▶ GIVEN DATA
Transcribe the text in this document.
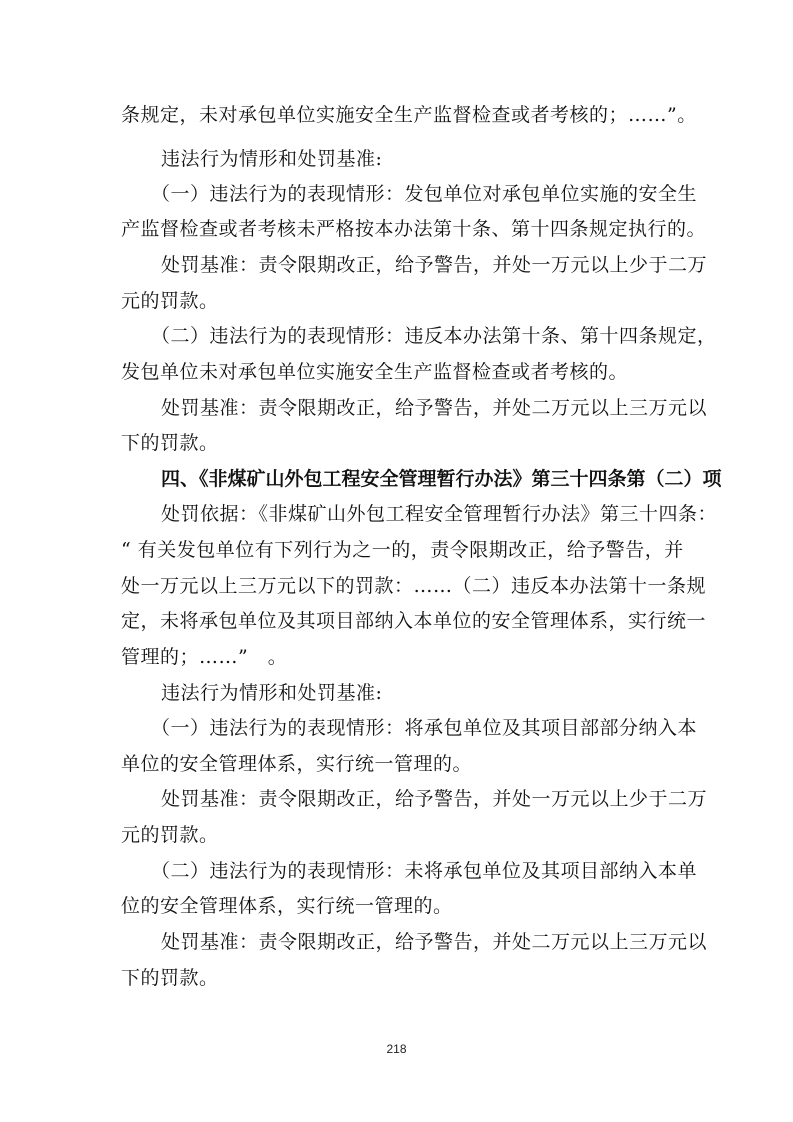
条规定，未对承包单位实施安全生产监督检查或者考核的；……”。
违法行为情形和处罚基准:
（一）违法行为的表现情形：发包单位对承包单位实施的安全生
产监督检查或者考核未严格按本办法第十条、第十四条规定执行的。
处罚基准：责令限期改正，给予警告，并处一万元以上少于二万
元的罚款。
（二）违法行为的表现情形：违反本办法第十条、第十四条规定，
发包单位未对承包单位实施安全生产监督检查或者考核的。
处罚基准：责令限期改正，给予警告，并处二万元以上三万元以
下的罚款。
四、《非煤矿山外包工程安全管理暂行办法》第三十四条第（二）项
处罚依据：《非煤矿山外包工程安全管理暂行办法》第三十四条：
“ 有关发包单位有下列行为之一的，责令限期改正，给予警告，并
处一万元以上三万元以下的罚款：……（二）违反本办法第十一条规
定，未将承包单位及其项目部纳入本单位的安全管理体系，实行统一
管理的；……”　。
违法行为情形和处罚基准:
（一）违法行为的表现情形：将承包单位及其项目部部分纳入本
单位的安全管理体系，实行统一管理的。
处罚基准：责令限期改正，给予警告，并处一万元以上少于二万
元的罚款。
（二）违法行为的表现情形：未将承包单位及其项目部纳入本单
位的安全管理体系，实行统一管理的。
处罚基准：责令限期改正，给予警告，并处二万元以上三万元以
下的罚款。
218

▶ PROBLEM TO WORK ON
Search the data above for the string "实行统一管理的" and copy each line that has it.

▶ WRITTEN RESPONSE
单位的安全管理体系，实行统一管理的。
位的安全管理体系，实行统一管理的。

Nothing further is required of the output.